Document extract.
----------
The benign view reflected both factors internal to economics and an external economic environment that for years seemed indeed increasingly benign.
Start with internal factors. The techniques we use affect our thinking in deep and not always conscious ways. This was very much the case in macroeconomics in the decades preceding the crisis. The techniques were best suited to a worldview in which economic fluctuations occurred but were regular, and essentially self-correcting. The problem is that we came to believe that this was indeed the way the world worked.
To understand how that view emerged, one has to go back to the so-called rational expectations revolution of the 1970s. The core idea – that the behaviour of people and firms depends not only on current economic conditions but on what they expect will happen in the future – was not new. What was new was the development of techniques to solve models under the assumption that people and firms did the best they could in assessing the future. (A glimpse into why this was technically hard: Current decisions by people and firms depend on their whole expected future, but their whole expected future itself depends in part on current decisions.)
----------
Given material.
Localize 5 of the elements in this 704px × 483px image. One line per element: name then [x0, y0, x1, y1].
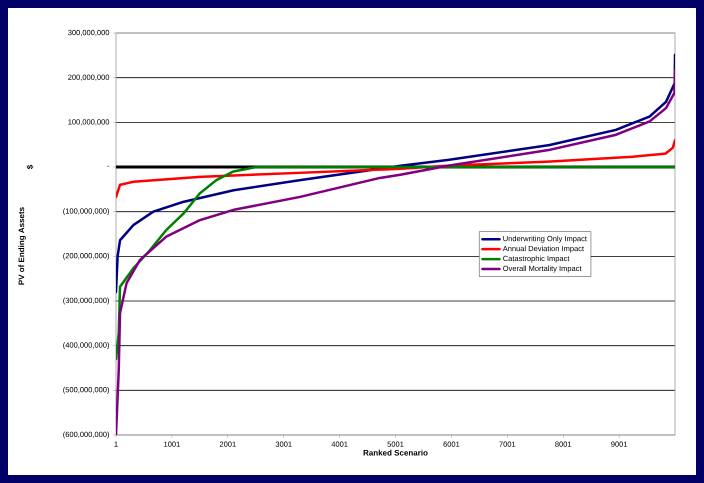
----------
Exercise prompt.
Please reproduce word for word the part of the passage on pre-crisis macroeconomic thinking, starting with "Start with internal" and going on through "the world worked.".

Written reply.
Start with internal factors. The techniques we use affect our thinking in deep and not always conscious ways. This was very much the case in macroeconomics in the decades preceding the crisis. The techniques were best suited to a worldview in which economic fluctuations occurred but were regular, and essentially self-correcting. The problem is that we came to believe that this was indeed the way the world worked.